## Dataset
—————

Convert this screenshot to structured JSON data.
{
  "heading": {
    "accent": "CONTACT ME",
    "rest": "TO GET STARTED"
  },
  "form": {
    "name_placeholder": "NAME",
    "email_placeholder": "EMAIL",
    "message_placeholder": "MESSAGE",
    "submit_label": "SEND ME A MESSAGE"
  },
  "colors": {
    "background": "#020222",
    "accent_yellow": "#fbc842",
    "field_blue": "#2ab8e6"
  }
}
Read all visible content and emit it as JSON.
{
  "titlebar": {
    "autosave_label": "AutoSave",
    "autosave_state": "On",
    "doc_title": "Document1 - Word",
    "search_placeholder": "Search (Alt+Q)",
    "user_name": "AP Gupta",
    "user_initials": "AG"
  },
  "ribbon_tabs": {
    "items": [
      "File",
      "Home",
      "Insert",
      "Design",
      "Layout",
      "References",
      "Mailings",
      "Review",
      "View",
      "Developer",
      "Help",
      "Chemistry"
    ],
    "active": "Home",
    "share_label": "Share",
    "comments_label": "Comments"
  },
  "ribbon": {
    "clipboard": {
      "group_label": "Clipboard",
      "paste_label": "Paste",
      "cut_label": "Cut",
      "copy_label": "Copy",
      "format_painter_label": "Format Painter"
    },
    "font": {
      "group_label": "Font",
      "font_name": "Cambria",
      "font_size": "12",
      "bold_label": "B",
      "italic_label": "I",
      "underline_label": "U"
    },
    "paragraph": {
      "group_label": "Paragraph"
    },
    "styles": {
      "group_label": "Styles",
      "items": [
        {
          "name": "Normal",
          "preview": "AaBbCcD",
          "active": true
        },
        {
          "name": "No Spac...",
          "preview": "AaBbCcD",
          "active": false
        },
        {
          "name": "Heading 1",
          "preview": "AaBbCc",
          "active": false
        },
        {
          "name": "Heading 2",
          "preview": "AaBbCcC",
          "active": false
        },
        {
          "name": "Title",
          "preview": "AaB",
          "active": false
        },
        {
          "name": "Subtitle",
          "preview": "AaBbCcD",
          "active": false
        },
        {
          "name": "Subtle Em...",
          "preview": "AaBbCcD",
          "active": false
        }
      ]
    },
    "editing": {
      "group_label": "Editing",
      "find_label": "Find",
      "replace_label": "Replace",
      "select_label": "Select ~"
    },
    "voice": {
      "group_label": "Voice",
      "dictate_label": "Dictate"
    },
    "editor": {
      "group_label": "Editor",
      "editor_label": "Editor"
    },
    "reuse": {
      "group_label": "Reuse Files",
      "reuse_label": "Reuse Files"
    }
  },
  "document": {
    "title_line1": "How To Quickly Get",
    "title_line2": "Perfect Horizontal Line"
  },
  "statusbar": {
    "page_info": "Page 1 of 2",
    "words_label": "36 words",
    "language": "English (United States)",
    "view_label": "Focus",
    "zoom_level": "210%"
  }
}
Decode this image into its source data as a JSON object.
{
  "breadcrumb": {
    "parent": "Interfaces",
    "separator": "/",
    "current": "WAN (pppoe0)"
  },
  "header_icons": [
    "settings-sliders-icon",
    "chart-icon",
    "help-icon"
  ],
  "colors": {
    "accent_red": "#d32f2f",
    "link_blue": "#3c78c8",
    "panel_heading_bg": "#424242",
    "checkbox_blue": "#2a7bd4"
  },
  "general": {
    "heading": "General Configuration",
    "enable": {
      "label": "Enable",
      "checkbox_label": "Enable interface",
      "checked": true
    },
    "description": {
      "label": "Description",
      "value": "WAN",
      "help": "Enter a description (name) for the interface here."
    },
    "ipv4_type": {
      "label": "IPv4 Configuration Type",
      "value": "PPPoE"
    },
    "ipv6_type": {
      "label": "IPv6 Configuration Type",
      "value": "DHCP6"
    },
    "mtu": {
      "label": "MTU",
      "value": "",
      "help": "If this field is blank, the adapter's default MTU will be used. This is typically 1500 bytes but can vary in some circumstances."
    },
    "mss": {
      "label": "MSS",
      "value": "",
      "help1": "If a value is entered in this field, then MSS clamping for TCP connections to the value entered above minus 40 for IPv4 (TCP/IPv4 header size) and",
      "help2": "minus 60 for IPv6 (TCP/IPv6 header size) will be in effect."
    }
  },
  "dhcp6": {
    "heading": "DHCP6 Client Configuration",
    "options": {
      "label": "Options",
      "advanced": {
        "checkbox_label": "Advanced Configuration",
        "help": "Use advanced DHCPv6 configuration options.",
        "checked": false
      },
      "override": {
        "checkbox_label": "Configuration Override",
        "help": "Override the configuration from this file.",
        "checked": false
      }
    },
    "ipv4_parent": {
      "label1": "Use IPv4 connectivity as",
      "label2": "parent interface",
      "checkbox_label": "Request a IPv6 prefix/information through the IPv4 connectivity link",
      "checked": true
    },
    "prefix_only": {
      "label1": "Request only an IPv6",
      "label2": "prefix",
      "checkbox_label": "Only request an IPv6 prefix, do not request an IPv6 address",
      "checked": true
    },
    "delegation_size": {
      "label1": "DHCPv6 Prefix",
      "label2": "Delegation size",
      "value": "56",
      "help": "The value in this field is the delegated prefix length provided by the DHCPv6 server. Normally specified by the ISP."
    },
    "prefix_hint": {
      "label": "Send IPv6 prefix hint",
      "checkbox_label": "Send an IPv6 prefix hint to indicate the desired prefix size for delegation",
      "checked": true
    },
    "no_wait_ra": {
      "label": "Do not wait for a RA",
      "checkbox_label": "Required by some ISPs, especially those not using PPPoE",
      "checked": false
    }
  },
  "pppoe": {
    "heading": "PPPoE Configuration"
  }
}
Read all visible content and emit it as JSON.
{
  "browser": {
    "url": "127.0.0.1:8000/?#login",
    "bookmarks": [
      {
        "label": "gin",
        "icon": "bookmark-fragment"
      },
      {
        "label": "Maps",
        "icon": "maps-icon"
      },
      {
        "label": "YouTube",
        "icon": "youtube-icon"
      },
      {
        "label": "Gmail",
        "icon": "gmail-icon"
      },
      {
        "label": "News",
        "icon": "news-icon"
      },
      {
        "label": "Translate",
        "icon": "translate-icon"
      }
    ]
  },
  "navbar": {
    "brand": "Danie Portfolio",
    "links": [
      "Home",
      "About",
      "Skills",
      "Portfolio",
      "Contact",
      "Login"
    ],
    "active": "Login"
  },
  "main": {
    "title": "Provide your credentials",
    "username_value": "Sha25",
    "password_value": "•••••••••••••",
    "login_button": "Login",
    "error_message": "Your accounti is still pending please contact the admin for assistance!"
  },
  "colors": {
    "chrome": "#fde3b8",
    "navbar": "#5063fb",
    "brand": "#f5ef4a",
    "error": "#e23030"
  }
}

—————

## Written exercise
Nothing should be left out: repeat all of the data exactly.

## Problem solution
Convert this screenshot to structured JSON data.
{
  "heading": {
    "accent": "CONTACT ME",
    "rest": "TO GET STARTED"
  },
  "form": {
    "name_placeholder": "NAME",
    "email_placeholder": "EMAIL",
    "message_placeholder": "MESSAGE",
    "submit_label": "SEND ME A MESSAGE"
  },
  "colors": {
    "background": "#020222",
    "accent_yellow": "#fbc842",
    "field_blue": "#2ab8e6"
  }
}
Read all visible content and emit it as JSON.
{
  "titlebar": {
    "autosave_label": "AutoSave",
    "autosave_state": "On",
    "doc_title": "Document1 - Word",
    "search_placeholder": "Search (Alt+Q)",
    "user_name": "AP Gupta",
    "user_initials": "AG"
  },
  "ribbon_tabs": {
    "items": [
      "File",
      "Home",
      "Insert",
      "Design",
      "Layout",
      "References",
      "Mailings",
      "Review",
      "View",
      "Developer",
      "Help",
      "Chemistry"
    ],
    "active": "Home",
    "share_label": "Share",
    "comments_label": "Comments"
  },
  "ribbon": {
    "clipboard": {
      "group_label": "Clipboard",
      "paste_label": "Paste",
      "cut_label": "Cut",
      "copy_label": "Copy",
      "format_painter_label": "Format Painter"
    },
    "font": {
      "group_label": "Font",
      "font_name": "Cambria",
      "font_size": "12",
      "bold_label": "B",
      "italic_label": "I",
      "underline_label": "U"
    },
    "paragraph": {
      "group_label": "Paragraph"
    },
    "styles": {
      "group_label": "Styles",
      "items": [
        {
          "name": "Normal",
          "preview": "AaBbCcD",
          "active": true
        },
        {
          "name": "No Spac...",
          "preview": "AaBbCcD",
          "active": false
        },
        {
          "name": "Heading 1",
          "preview": "AaBbCc",
          "active": false
        },
        {
          "name": "Heading 2",
          "preview": "AaBbCcC",
          "active": false
        },
        {
          "name": "Title",
          "preview": "AaB",
          "active": false
        },
        {
          "name": "Subtitle",
          "preview": "AaBbCcD",
          "active": false
        },
        {
          "name": "Subtle Em...",
          "preview": "AaBbCcD",
          "active": false
        }
      ]
    },
    "editing": {
      "group_label": "Editing",
      "find_label": "Find",
      "replace_label": "Replace",
      "select_label": "Select ~"
    },
    "voice": {
      "group_label": "Voice",
      "dictate_label": "Dictate"
    },
    "editor": {
      "group_label": "Editor",
      "editor_label": "Editor"
    },
    "reuse": {
      "group_label": "Reuse Files",
      "reuse_label": "Reuse Files"
    }
  },
  "document": {
    "title_line1": "How To Quickly Get",
    "title_line2": "Perfect Horizontal Line"
  },
  "statusbar": {
    "page_info": "Page 1 of 2",
    "words_label": "36 words",
    "language": "English (United States)",
    "view_label": "Focus",
    "zoom_level": "210%"
  }
}
Decode this image into its source data as a JSON object.
{
  "breadcrumb": {
    "parent": "Interfaces",
    "separator": "/",
    "current": "WAN (pppoe0)"
  },
  "header_icons": [
    "settings-sliders-icon",
    "chart-icon",
    "help-icon"
  ],
  "colors": {
    "accent_red": "#d32f2f",
    "link_blue": "#3c78c8",
    "panel_heading_bg": "#424242",
    "checkbox_blue": "#2a7bd4"
  },
  "general": {
    "heading": "General Configuration",
    "enable": {
      "label": "Enable",
      "checkbox_label": "Enable interface",
      "checked": true
    },
    "description": {
      "label": "Description",
      "value": "WAN",
      "help": "Enter a description (name) for the interface here."
    },
    "ipv4_type": {
      "label": "IPv4 Configuration Type",
      "value": "PPPoE"
    },
    "ipv6_type": {
      "label": "IPv6 Configuration Type",
      "value": "DHCP6"
    },
    "mtu": {
      "label": "MTU",
      "value": "",
      "help": "If this field is blank, the adapter's default MTU will be used. This is typically 1500 bytes but can vary in some circumstances."
    },
    "mss": {
      "label": "MSS",
      "value": "",
      "help1": "If a value is entered in this field, then MSS clamping for TCP connections to the value entered above minus 40 for IPv4 (TCP/IPv4 header size) and",
      "help2": "minus 60 for IPv6 (TCP/IPv6 header size) will be in effect."
    }
  },
  "dhcp6": {
    "heading": "DHCP6 Client Configuration",
    "options": {
      "label": "Options",
      "advanced": {
        "checkbox_label": "Advanced Configuration",
        "help": "Use advanced DHCPv6 configuration options.",
        "checked": false
      },
      "override": {
        "checkbox_label": "Configuration Override",
        "help": "Override the configuration from this file.",
        "checked": false
      }
    },
    "ipv4_parent": {
      "label1": "Use IPv4 connectivity as",
      "label2": "parent interface",
      "checkbox_label": "Request a IPv6 prefix/information through the IPv4 connectivity link",
      "checked": true
    },
    "prefix_only": {
      "label1": "Request only an IPv6",
      "label2": "prefix",
      "checkbox_label": "Only request an IPv6 prefix, do not request an IPv6 address",
      "checked": true
    },
    "delegation_size": {
      "label1": "DHCPv6 Prefix",
      "label2": "Delegation size",
      "value": "56",
      "help": "The value in this field is the delegated prefix length provided by the DHCPv6 server. Normally specified by the ISP."
    },
    "prefix_hint": {
      "label": "Send IPv6 prefix hint",
      "checkbox_label": "Send an IPv6 prefix hint to indicate the desired prefix size for delegation",
      "checked": true
    },
    "no_wait_ra": {
      "label": "Do not wait for a RA",
      "checkbox_label": "Required by some ISPs, especially those not using PPPoE",
      "checked": false
    }
  },
  "pppoe": {
    "heading": "PPPoE Configuration"
  }
}
Read all visible content and emit it as JSON.
{
  "browser": {
    "url": "127.0.0.1:8000/?#login",
    "bookmarks": [
      {
        "label": "gin",
        "icon": "bookmark-fragment"
      },
      {
        "label": "Maps",
        "icon": "maps-icon"
      },
      {
        "label": "YouTube",
        "icon": "youtube-icon"
      },
      {
        "label": "Gmail",
        "icon": "gmail-icon"
      },
      {
        "label": "News",
        "icon": "news-icon"
      },
      {
        "label": "Translate",
        "icon": "translate-icon"
      }
    ]
  },
  "navbar": {
    "brand": "Danie Portfolio",
    "links": [
      "Home",
      "About",
      "Skills",
      "Portfolio",
      "Contact",
      "Login"
    ],
    "active": "Login"
  },
  "main": {
    "title": "Provide your credentials",
    "username_value": "Sha25",
    "password_value": "•••••••••••••",
    "login_button": "Login",
    "error_message": "Your accounti is still pending please contact the admin for assistance!"
  },
  "colors": {
    "chrome": "#fde3b8",
    "navbar": "#5063fb",
    "brand": "#f5ef4a",
    "error": "#e23030"
  }
}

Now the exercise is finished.